(Data records)

———

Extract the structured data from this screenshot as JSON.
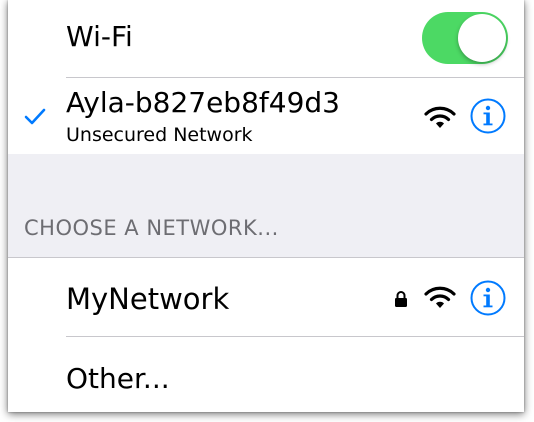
{
  "wifi": {
    "label": "Wi-Fi",
    "enabled": true,
    "toggle_color": "#4cd964"
  },
  "connected_network": {
    "name": "Ayla-b827eb8f49d3",
    "subtitle": "Unsecured Network",
    "selected": true,
    "icons": [
      "checkmark-icon",
      "wifi-signal-icon",
      "info-icon"
    ]
  },
  "section": {
    "header": "CHOOSE A NETWORK..."
  },
  "networks": [
    {
      "name": "MyNetwork",
      "locked": true,
      "icons": [
        "lock-icon",
        "wifi-signal-icon",
        "info-icon"
      ]
    }
  ],
  "other": {
    "label": "Other..."
  },
  "colors": {
    "accent": "#007aff",
    "section_background": "#efeff4",
    "section_header_text": "#6d6d72",
    "separator": "#c8c7cc"
  }
}
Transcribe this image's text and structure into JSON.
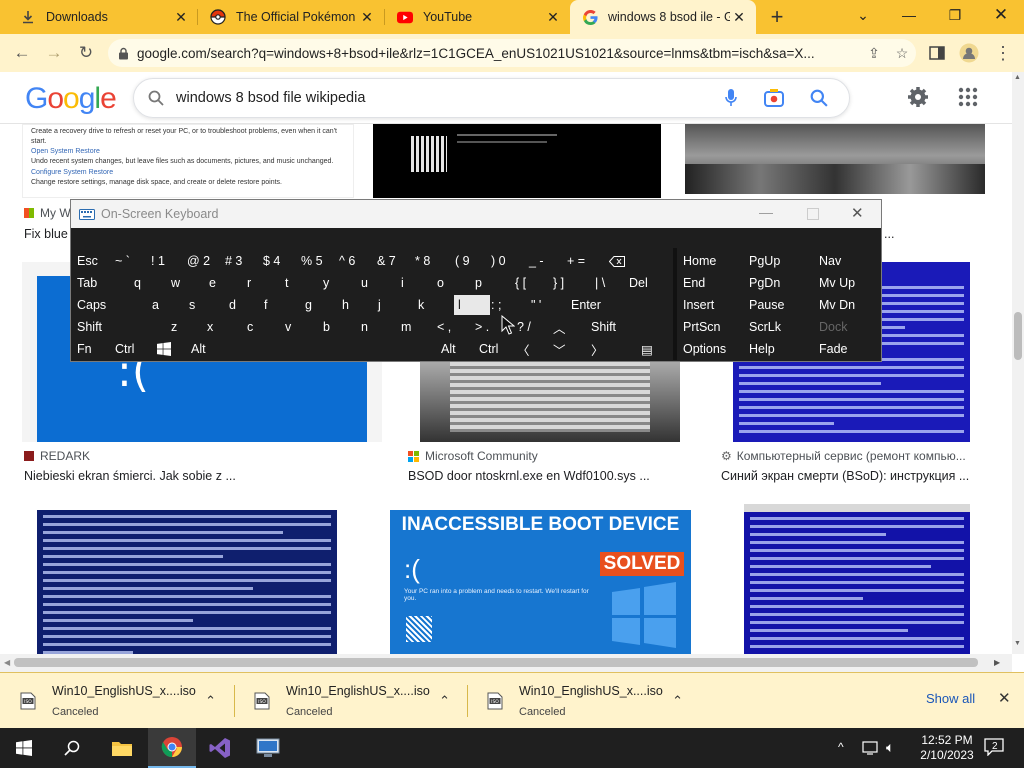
{
  "browser": {
    "tabs": [
      {
        "title": "Downloads",
        "icon": "download-icon"
      },
      {
        "title": "The Official Pokémon W",
        "icon": "pokeball-icon"
      },
      {
        "title": "YouTube",
        "icon": "youtube-icon"
      },
      {
        "title": "windows 8 bsod ile - G",
        "icon": "google-icon",
        "active": true
      }
    ],
    "new_tab": "+",
    "url": "google.com/search?q=windows+8+bsod+ile&rlz=1C1GCEA_enUS1021US1021&source=lnms&tbm=isch&sa=X...",
    "colors": {
      "tabstrip": "#f9c231",
      "toolbar": "#fff3cc"
    }
  },
  "google": {
    "logo": "Google",
    "query": "windows 8 bsod file wikipedia"
  },
  "results": {
    "row1": [
      {
        "source": "My W",
        "title": "Fix blue"
      },
      {
        "source": "",
        "title": ""
      },
      {
        "source": "",
        "title": "..."
      }
    ],
    "row2": [
      {
        "source": "REDARK",
        "title": "Niebieski ekran śmierci. Jak sobie z ..."
      },
      {
        "source": "Microsoft Community",
        "title": "BSOD door ntoskrnl.exe en Wdf0100.sys ..."
      },
      {
        "source": "Компьютерный сервис (ремонт компью...",
        "title": "Синий экран смерти (BSoD): инструкция ..."
      }
    ],
    "row1_left_text": [
      "Create a recovery drive to refresh or reset your PC, or to troubleshoot problems, even when it can't start.",
      "Open System Restore",
      "Undo recent system changes, but leave files such as documents, pictures, and music unchanged.",
      "Configure System Restore",
      "Change restore settings, manage disk space, and create or delete restore points."
    ],
    "inaccessible": {
      "headline": "INACCESSIBLE BOOT DEVICE",
      "badge": "SOLVED",
      "sad": ":(",
      "msg": "Your PC ran into a problem and needs to restart. We'll restart for you."
    }
  },
  "osk": {
    "title": "On-Screen Keyboard",
    "row1": [
      "Esc",
      "~ `",
      "! 1",
      "@ 2",
      "# 3",
      "$ 4",
      "% 5",
      "^ 6",
      "& 7",
      "* 8",
      "( 9",
      ") 0",
      "_ -",
      "+ ="
    ],
    "row2": [
      "Tab",
      "q",
      "w",
      "e",
      "r",
      "t",
      "y",
      "u",
      "i",
      "o",
      "p",
      "{ [",
      "} ]",
      "| \\",
      "Del"
    ],
    "row3": [
      "Caps",
      "a",
      "s",
      "d",
      "f",
      "g",
      "h",
      "j",
      "k",
      "l",
      ": ;",
      "\" '",
      "Enter"
    ],
    "row4": [
      "Shift",
      "z",
      "x",
      "c",
      "v",
      "b",
      "n",
      "m",
      "< ,",
      "> .",
      "? /",
      "Shift"
    ],
    "row5": [
      "Fn",
      "Ctrl",
      "Alt",
      "Alt",
      "Ctrl"
    ],
    "nav": [
      [
        "Home",
        "PgUp",
        "Nav"
      ],
      [
        "End",
        "PgDn",
        "Mv Up"
      ],
      [
        "Insert",
        "Pause",
        "Mv Dn"
      ],
      [
        "PrtScn",
        "ScrLk",
        "Dock"
      ],
      [
        "Options",
        "Help",
        "Fade"
      ]
    ]
  },
  "downloads": {
    "items": [
      {
        "name": "Win10_EnglishUS_x....iso",
        "status": "Canceled"
      },
      {
        "name": "Win10_EnglishUS_x....iso",
        "status": "Canceled"
      },
      {
        "name": "Win10_EnglishUS_x....iso",
        "status": "Canceled"
      }
    ],
    "show_all": "Show all"
  },
  "taskbar": {
    "time": "12:52 PM",
    "date": "2/10/2023",
    "notifications": "2"
  }
}
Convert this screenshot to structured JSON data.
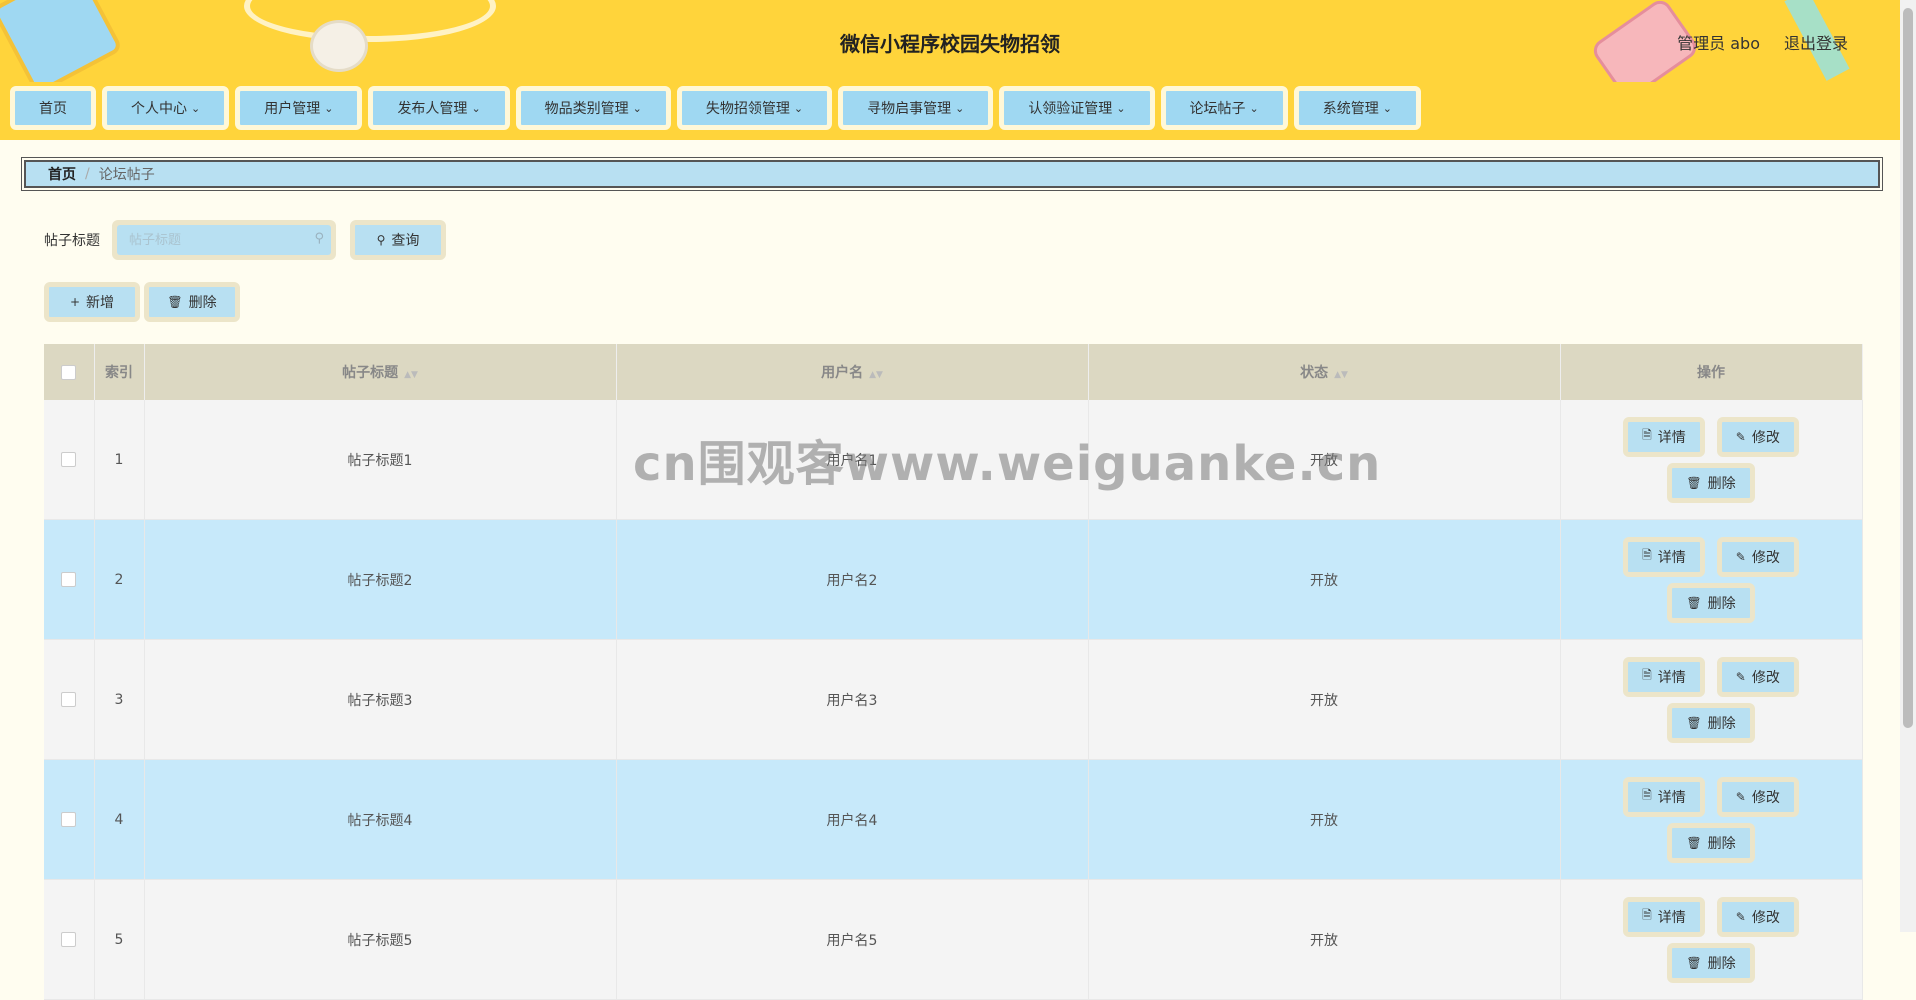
{
  "header": {
    "title": "微信小程序校园失物招领",
    "user_label": "管理员 abo",
    "logout_label": "退出登录"
  },
  "nav": [
    {
      "label": "首页",
      "has_dropdown": false
    },
    {
      "label": "个人中心",
      "has_dropdown": true
    },
    {
      "label": "用户管理",
      "has_dropdown": true
    },
    {
      "label": "发布人管理",
      "has_dropdown": true
    },
    {
      "label": "物品类别管理",
      "has_dropdown": true
    },
    {
      "label": "失物招领管理",
      "has_dropdown": true
    },
    {
      "label": "寻物启事管理",
      "has_dropdown": true
    },
    {
      "label": "认领验证管理",
      "has_dropdown": true
    },
    {
      "label": "论坛帖子",
      "has_dropdown": true
    },
    {
      "label": "系统管理",
      "has_dropdown": true
    }
  ],
  "breadcrumb": {
    "home": "首页",
    "separator": "/",
    "current": "论坛帖子"
  },
  "search": {
    "label": "帖子标题",
    "placeholder": "帖子标题",
    "value": "",
    "query_label": "查询"
  },
  "actions": {
    "add_label": "新增",
    "delete_label": "删除"
  },
  "table": {
    "headers": {
      "index": "索引",
      "title": "帖子标题",
      "username": "用户名",
      "status": "状态",
      "ops": "操作"
    },
    "rows": [
      {
        "index": "1",
        "title": "帖子标题1",
        "username": "用户名1",
        "status": "开放"
      },
      {
        "index": "2",
        "title": "帖子标题2",
        "username": "用户名2",
        "status": "开放"
      },
      {
        "index": "3",
        "title": "帖子标题3",
        "username": "用户名3",
        "status": "开放"
      },
      {
        "index": "4",
        "title": "帖子标题4",
        "username": "用户名4",
        "status": "开放"
      },
      {
        "index": "5",
        "title": "帖子标题5",
        "username": "用户名5",
        "status": "开放"
      }
    ],
    "op_labels": {
      "detail": "详情",
      "edit": "修改",
      "delete": "删除"
    }
  },
  "watermark": "cn围观客www.weiguanke.cn",
  "colors": {
    "header_bg": "#ffd43b",
    "accent_blue": "#b8e0f2",
    "row_highlight": "#c7e9fa",
    "page_bg": "#fffdf0"
  }
}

———

**Aim**
The data should be printed again unchanged; leave its pictures out.

**Result of the exercise**
Extract the structured data from this screenshot as JSON.
{
  "wifi": {
    "label": "Wi-Fi",
    "enabled": true,
    "toggle_color": "#4cd964"
  },
  "connected_network": {
    "name": "Ayla-b827eb8f49d3",
    "subtitle": "Unsecured Network",
    "selected": true,
    "icons": [
      "checkmark-icon",
      "wifi-signal-icon",
      "info-icon"
    ]
  },
  "section": {
    "header": "CHOOSE A NETWORK..."
  },
  "networks": [
    {
      "name": "MyNetwork",
      "locked": true,
      "icons": [
        "lock-icon",
        "wifi-signal-icon",
        "info-icon"
      ]
    }
  ],
  "other": {
    "label": "Other..."
  },
  "colors": {
    "accent": "#007aff",
    "section_background": "#efeff4",
    "section_header_text": "#6d6d72",
    "separator": "#c8c7cc"
  }
}
Transcribe this image's text and structure into JSON.
{
  "browser": {
    "tabs": [
      {
        "title": "Downloads",
        "icon": "download-icon"
      },
      {
        "title": "The Official Pokémon W",
        "icon": "pokeball-icon"
      },
      {
        "title": "YouTube",
        "icon": "youtube-icon"
      },
      {
        "title": "windows 8 bsod ile - G",
        "icon": "google-icon",
        "active": true
      }
    ],
    "new_tab": "+",
    "url": "google.com/search?q=windows+8+bsod+ile&rlz=1C1GCEA_enUS1021US1021&source=lnms&tbm=isch&sa=X...",
    "colors": {
      "tabstrip": "#f9c231",
      "toolbar": "#fff3cc"
    }
  },
  "google": {
    "logo": "Google",
    "query": "windows 8 bsod file wikipedia"
  },
  "results": {
    "row1": [
      {
        "source": "My W",
        "title": "Fix blue"
      },
      {
        "source": "",
        "title": ""
      },
      {
        "source": "",
        "title": "..."
      }
    ],
    "row2": [
      {
        "source": "REDARK",
        "title": "Niebieski ekran śmierci. Jak sobie z ..."
      },
      {
        "source": "Microsoft Community",
        "title": "BSOD door ntoskrnl.exe en Wdf0100.sys ..."
      },
      {
        "source": "Компьютерный сервис (ремонт компью...",
        "title": "Синий экран смерти (BSoD): инструкция ..."
      }
    ],
    "row1_left_text": [
      "Create a recovery drive to refresh or reset your PC, or to troubleshoot problems, even when it can't start.",
      "Open System Restore",
      "Undo recent system changes, but leave files such as documents, pictures, and music unchanged.",
      "Configure System Restore",
      "Change restore settings, manage disk space, and create or delete restore points."
    ],
    "inaccessible": {
      "headline": "INACCESSIBLE BOOT DEVICE",
      "badge": "SOLVED",
      "sad": ":(",
      "msg": "Your PC ran into a problem and needs to restart. We'll restart for you."
    }
  },
  "osk": {
    "title": "On-Screen Keyboard",
    "row1": [
      "Esc",
      "~ `",
      "! 1",
      "@ 2",
      "# 3",
      "$ 4",
      "% 5",
      "^ 6",
      "& 7",
      "* 8",
      "( 9",
      ") 0",
      "_ -",
      "+ ="
    ],
    "row2": [
      "Tab",
      "q",
      "w",
      "e",
      "r",
      "t",
      "y",
      "u",
      "i",
      "o",
      "p",
      "{ [",
      "} ]",
      "| \\",
      "Del"
    ],
    "row3": [
      "Caps",
      "a",
      "s",
      "d",
      "f",
      "g",
      "h",
      "j",
      "k",
      "l",
      ": ;",
      "\" '",
      "Enter"
    ],
    "row4": [
      "Shift",
      "z",
      "x",
      "c",
      "v",
      "b",
      "n",
      "m",
      "< ,",
      "> .",
      "? /",
      "Shift"
    ],
    "row5": [
      "Fn",
      "Ctrl",
      "Alt",
      "Alt",
      "Ctrl"
    ],
    "nav": [
      [
        "Home",
        "PgUp",
        "Nav"
      ],
      [
        "End",
        "PgDn",
        "Mv Up"
      ],
      [
        "Insert",
        "Pause",
        "Mv Dn"
      ],
      [
        "PrtScn",
        "ScrLk",
        "Dock"
      ],
      [
        "Options",
        "Help",
        "Fade"
      ]
    ]
  },
  "downloads": {
    "items": [
      {
        "name": "Win10_EnglishUS_x....iso",
        "status": "Canceled"
      },
      {
        "name": "Win10_EnglishUS_x....iso",
        "status": "Canceled"
      },
      {
        "name": "Win10_EnglishUS_x....iso",
        "status": "Canceled"
      }
    ],
    "show_all": "Show all"
  },
  "taskbar": {
    "time": "12:52 PM",
    "date": "2/10/2023",
    "notifications": "2"
  }
}
Convert this screenshot to structured JSON data.
{
  "header": {
    "title": "微信小程序校园失物招领",
    "user_label": "管理员 abo",
    "logout_label": "退出登录"
  },
  "nav": [
    {
      "label": "首页",
      "has_dropdown": false
    },
    {
      "label": "个人中心",
      "has_dropdown": true
    },
    {
      "label": "用户管理",
      "has_dropdown": true
    },
    {
      "label": "发布人管理",
      "has_dropdown": true
    },
    {
      "label": "物品类别管理",
      "has_dropdown": true
    },
    {
      "label": "失物招领管理",
      "has_dropdown": true
    },
    {
      "label": "寻物启事管理",
      "has_dropdown": true
    },
    {
      "label": "认领验证管理",
      "has_dropdown": true
    },
    {
      "label": "论坛帖子",
      "has_dropdown": true
    },
    {
      "label": "系统管理",
      "has_dropdown": true
    }
  ],
  "breadcrumb": {
    "home": "首页",
    "separator": "/",
    "current": "论坛帖子"
  },
  "search": {
    "label": "帖子标题",
    "placeholder": "帖子标题",
    "value": "",
    "query_label": "查询"
  },
  "actions": {
    "add_label": "新增",
    "delete_label": "删除"
  },
  "table": {
    "headers": {
      "index": "索引",
      "title": "帖子标题",
      "username": "用户名",
      "status": "状态",
      "ops": "操作"
    },
    "rows": [
      {
        "index": "1",
        "title": "帖子标题1",
        "username": "用户名1",
        "status": "开放"
      },
      {
        "index": "2",
        "title": "帖子标题2",
        "username": "用户名2",
        "status": "开放"
      },
      {
        "index": "3",
        "title": "帖子标题3",
        "username": "用户名3",
        "status": "开放"
      },
      {
        "index": "4",
        "title": "帖子标题4",
        "username": "用户名4",
        "status": "开放"
      },
      {
        "index": "5",
        "title": "帖子标题5",
        "username": "用户名5",
        "status": "开放"
      }
    ],
    "op_labels": {
      "detail": "详情",
      "edit": "修改",
      "delete": "删除"
    }
  },
  "watermark": "cn围观客www.weiguanke.cn",
  "colors": {
    "header_bg": "#ffd43b",
    "accent_blue": "#b8e0f2",
    "row_highlight": "#c7e9fa",
    "page_bg": "#fffdf0"
  }
}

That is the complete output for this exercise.